#### RECORDS FOR THIS TASK
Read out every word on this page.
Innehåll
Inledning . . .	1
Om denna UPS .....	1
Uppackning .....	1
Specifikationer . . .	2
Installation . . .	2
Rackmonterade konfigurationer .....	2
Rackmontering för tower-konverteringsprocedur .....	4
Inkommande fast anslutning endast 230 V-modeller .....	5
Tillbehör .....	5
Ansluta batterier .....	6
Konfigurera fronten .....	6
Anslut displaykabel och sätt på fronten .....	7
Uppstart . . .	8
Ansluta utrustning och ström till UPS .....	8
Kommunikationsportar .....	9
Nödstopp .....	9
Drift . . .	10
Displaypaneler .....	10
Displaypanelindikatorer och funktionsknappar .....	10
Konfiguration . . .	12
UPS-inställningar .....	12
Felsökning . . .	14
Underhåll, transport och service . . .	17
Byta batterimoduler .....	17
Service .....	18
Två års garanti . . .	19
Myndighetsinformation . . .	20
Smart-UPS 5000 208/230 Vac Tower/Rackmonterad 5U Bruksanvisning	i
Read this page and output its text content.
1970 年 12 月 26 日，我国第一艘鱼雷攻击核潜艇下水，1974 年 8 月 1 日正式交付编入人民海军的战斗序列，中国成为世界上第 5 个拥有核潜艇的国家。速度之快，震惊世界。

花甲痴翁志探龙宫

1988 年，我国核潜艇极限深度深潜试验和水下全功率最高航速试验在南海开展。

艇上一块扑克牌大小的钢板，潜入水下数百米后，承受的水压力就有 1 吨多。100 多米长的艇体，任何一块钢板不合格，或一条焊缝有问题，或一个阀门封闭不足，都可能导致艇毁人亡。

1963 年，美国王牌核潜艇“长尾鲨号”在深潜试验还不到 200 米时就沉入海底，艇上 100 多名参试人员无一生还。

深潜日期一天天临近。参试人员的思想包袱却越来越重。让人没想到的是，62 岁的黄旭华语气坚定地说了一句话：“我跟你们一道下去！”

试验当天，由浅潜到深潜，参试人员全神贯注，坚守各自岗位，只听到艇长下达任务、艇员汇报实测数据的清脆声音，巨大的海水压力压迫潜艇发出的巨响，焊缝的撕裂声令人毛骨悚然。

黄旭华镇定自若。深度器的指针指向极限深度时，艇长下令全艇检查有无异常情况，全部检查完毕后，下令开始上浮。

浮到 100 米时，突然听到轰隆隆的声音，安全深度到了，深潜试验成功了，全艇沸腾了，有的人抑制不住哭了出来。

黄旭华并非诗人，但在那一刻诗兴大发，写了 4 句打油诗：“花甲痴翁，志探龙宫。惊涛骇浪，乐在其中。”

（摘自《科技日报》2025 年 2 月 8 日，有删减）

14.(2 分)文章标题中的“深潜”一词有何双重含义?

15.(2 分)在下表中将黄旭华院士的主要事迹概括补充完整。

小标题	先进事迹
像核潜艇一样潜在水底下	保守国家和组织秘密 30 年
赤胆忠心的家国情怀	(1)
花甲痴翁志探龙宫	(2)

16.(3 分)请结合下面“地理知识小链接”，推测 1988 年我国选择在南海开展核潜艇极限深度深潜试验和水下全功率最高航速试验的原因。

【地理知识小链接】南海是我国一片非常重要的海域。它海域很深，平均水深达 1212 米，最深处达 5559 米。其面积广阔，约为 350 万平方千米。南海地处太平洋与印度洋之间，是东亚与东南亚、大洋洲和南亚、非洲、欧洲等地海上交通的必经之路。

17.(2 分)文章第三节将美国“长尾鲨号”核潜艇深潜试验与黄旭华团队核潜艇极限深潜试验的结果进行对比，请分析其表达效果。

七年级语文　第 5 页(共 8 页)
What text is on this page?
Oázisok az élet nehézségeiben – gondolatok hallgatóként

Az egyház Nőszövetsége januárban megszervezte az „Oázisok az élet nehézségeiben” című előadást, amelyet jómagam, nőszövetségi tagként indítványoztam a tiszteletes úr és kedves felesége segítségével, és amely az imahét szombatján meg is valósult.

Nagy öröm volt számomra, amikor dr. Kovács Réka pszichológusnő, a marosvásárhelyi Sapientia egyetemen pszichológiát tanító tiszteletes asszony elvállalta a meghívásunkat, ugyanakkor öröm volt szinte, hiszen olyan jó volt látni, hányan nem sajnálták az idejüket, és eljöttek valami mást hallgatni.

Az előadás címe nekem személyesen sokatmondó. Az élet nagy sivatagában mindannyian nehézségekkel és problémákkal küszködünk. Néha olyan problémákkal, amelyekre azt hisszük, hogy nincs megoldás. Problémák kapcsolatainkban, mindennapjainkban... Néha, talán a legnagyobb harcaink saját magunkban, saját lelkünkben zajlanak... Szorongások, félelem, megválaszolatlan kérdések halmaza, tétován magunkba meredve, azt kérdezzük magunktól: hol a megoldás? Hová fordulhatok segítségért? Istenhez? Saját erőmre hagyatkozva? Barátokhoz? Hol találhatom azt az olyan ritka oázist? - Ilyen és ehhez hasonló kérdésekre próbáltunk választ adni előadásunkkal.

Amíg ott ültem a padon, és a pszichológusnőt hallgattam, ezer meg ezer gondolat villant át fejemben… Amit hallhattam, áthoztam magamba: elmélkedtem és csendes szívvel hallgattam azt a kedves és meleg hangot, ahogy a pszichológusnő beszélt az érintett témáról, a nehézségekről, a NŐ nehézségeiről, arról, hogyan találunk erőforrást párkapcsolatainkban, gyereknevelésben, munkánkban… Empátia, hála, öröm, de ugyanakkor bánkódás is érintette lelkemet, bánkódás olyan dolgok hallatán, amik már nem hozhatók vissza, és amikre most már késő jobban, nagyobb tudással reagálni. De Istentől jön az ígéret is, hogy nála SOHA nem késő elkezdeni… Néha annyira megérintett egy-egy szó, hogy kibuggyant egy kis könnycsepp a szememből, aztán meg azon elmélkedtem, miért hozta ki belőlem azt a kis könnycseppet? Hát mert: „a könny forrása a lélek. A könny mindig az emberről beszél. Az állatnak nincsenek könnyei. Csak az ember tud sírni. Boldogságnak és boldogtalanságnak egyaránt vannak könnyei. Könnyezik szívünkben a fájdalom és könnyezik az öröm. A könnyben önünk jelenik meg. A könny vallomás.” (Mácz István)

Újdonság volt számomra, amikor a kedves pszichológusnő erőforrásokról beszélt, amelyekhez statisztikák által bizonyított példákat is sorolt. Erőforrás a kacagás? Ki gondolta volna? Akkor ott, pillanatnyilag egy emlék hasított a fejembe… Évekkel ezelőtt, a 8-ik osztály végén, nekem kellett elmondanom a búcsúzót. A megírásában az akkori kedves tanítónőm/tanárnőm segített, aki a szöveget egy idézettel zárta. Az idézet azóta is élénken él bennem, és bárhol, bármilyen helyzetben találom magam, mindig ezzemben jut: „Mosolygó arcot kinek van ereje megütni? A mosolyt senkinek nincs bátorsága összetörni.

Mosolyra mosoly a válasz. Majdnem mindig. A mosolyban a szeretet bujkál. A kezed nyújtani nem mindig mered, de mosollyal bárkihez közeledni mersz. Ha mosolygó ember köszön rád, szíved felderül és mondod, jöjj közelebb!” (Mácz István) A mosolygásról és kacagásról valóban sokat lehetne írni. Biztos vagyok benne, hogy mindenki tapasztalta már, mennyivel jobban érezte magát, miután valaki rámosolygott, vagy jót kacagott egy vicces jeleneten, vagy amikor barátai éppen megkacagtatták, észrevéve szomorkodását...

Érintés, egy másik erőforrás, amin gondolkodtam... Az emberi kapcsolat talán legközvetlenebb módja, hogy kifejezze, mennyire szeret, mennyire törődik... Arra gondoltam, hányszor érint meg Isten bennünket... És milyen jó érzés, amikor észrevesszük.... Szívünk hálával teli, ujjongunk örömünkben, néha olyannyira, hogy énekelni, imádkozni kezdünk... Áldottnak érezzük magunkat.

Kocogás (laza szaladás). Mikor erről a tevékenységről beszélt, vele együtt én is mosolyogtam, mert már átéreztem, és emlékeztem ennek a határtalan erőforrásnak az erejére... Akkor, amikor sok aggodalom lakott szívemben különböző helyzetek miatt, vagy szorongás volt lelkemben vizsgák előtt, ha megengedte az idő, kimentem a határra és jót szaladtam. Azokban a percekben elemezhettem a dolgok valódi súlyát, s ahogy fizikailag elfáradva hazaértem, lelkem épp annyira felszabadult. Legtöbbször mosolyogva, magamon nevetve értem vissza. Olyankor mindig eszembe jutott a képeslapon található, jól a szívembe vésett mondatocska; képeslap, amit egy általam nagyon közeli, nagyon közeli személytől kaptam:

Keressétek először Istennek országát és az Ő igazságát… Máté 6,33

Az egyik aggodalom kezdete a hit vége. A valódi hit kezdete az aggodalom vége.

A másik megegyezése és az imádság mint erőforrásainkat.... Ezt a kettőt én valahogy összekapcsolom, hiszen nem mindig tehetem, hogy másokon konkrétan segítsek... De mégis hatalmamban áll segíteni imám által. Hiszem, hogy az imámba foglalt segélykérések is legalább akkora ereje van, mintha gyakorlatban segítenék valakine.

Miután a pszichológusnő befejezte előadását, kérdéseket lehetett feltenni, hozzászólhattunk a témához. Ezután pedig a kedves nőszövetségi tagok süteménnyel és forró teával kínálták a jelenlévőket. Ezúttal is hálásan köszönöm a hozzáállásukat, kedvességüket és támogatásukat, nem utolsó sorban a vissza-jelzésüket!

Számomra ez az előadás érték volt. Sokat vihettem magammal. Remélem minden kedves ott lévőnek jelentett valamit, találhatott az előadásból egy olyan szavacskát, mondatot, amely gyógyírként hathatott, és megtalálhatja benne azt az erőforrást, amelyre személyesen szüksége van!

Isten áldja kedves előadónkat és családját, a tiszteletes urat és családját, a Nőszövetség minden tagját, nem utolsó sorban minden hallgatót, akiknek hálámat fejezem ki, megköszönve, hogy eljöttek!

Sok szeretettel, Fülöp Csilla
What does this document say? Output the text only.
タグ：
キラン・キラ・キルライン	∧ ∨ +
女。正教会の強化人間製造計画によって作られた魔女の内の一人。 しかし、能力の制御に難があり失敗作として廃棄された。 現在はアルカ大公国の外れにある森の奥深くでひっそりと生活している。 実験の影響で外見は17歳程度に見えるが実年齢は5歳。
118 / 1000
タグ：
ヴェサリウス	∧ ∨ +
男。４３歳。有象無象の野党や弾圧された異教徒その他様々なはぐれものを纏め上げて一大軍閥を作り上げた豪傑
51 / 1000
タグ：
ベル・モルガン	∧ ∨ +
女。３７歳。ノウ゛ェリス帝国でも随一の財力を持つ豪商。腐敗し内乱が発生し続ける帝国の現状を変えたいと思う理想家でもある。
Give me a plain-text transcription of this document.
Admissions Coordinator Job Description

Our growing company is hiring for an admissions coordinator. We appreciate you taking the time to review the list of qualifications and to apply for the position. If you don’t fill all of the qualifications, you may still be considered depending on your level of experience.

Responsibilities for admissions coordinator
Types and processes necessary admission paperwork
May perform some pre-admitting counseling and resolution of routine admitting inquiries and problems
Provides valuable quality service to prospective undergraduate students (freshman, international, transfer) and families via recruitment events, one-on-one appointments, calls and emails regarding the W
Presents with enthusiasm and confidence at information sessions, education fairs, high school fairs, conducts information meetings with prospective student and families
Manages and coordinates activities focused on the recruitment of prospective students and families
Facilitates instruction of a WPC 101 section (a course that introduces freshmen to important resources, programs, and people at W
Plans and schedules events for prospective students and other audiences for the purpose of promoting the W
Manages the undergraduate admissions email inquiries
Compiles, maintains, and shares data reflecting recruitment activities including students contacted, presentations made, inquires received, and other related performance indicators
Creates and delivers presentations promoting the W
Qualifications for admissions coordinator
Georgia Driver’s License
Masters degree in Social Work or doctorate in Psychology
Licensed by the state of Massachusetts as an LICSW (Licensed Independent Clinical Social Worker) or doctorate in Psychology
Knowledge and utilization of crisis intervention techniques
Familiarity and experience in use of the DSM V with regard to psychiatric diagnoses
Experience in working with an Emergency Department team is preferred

#### THE PROBLEM
Show all lines in the entries above where the word "families" appears.

#### RESPONSE TO THE TASK
Provides valuable quality service to prospective undergraduate students (freshman, international, transfer) and families via recruitment events, one-on-one appointments, calls and emails regarding the W
Presents with enthusiasm and confidence at information sessions, education fairs, high school fairs, conducts information meetings with prospective student and families
Manages and coordinates activities focused on the recruitment of prospective students and families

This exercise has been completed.